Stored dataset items
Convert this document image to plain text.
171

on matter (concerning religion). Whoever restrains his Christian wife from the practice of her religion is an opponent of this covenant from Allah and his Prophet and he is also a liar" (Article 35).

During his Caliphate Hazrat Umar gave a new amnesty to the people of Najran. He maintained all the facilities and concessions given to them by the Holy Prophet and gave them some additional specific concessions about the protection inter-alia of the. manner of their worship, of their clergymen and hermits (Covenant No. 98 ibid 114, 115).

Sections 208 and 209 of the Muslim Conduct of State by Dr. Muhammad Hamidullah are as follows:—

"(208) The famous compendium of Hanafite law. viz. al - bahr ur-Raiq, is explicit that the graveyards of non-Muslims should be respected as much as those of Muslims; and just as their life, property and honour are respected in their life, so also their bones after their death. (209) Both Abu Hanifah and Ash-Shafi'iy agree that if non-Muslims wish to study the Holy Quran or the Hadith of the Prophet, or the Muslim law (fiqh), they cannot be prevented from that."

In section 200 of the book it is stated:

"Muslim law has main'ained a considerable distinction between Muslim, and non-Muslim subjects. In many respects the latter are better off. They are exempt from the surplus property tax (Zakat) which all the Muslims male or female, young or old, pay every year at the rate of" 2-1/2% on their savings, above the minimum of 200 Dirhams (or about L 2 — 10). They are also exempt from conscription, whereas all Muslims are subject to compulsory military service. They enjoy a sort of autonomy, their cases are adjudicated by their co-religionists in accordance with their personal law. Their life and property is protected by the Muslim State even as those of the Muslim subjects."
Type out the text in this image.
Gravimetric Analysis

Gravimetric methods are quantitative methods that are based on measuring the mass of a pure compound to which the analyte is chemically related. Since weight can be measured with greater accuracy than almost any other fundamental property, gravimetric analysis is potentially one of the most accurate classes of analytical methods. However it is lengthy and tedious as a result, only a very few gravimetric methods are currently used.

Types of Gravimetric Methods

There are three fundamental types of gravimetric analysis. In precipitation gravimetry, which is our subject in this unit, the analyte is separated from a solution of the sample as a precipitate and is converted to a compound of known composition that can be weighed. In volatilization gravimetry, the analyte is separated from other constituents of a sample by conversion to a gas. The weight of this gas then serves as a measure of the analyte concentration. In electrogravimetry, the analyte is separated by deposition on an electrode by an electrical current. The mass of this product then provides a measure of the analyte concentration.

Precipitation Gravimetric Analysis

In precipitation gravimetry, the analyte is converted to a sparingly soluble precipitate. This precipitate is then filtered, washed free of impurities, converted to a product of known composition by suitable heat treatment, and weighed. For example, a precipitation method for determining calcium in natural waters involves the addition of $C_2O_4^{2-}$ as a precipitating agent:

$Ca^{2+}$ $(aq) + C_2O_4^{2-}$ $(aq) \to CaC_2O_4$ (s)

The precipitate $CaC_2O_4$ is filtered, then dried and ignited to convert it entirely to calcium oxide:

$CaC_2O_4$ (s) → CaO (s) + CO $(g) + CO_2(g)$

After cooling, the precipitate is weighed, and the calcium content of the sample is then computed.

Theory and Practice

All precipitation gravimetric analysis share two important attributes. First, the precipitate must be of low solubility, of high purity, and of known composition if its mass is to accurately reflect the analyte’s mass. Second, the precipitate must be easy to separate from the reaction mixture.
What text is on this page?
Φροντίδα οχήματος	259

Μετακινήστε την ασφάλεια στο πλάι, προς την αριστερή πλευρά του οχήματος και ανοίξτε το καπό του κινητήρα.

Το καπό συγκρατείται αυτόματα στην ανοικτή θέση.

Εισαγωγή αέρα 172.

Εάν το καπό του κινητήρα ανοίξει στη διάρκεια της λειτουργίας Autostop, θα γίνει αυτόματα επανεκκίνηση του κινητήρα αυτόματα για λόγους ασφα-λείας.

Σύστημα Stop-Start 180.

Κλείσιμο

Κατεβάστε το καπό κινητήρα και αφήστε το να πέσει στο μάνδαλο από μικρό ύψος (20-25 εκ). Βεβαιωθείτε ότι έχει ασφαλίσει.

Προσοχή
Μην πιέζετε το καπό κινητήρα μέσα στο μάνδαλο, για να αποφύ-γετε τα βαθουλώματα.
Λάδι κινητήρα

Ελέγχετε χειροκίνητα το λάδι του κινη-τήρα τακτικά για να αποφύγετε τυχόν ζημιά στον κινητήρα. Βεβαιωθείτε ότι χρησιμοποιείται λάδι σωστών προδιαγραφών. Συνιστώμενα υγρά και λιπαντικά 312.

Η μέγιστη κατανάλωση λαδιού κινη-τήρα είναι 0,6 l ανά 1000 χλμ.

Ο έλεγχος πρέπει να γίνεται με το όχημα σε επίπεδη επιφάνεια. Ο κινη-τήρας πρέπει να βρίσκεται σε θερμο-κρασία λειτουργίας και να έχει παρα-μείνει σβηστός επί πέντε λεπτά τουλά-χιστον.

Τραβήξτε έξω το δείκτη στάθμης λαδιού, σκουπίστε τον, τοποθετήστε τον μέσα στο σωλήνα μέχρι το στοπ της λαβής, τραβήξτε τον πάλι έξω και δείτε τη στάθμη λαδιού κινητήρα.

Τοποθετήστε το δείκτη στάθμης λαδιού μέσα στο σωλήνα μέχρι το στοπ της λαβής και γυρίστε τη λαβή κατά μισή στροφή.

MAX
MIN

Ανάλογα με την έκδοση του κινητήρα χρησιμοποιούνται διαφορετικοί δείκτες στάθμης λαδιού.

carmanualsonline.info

• _Prompt_: In the records above, find each line that holds the word "sample"; copy all such lines.

• _Result of the exercise_:
There are three fundamental types of gravimetric analysis. In precipitation gravimetry, which is our subject in this unit, the analyte is separated from a solution of the sample as a precipitate and is converted to a compound of known composition that can be weighed. In volatilization gravimetry, the analyte is separated from other constituents of a sample by conversion to a gas. The weight of this gas then serves as a measure of the analyte concentration. In electrogravimetry, the analyte is separated by deposition on an electrode by an electrical current. The mass of this product then provides a measure of the analyte concentration.
After cooling, the precipitate is weighed, and the calcium content of the sample is then computed.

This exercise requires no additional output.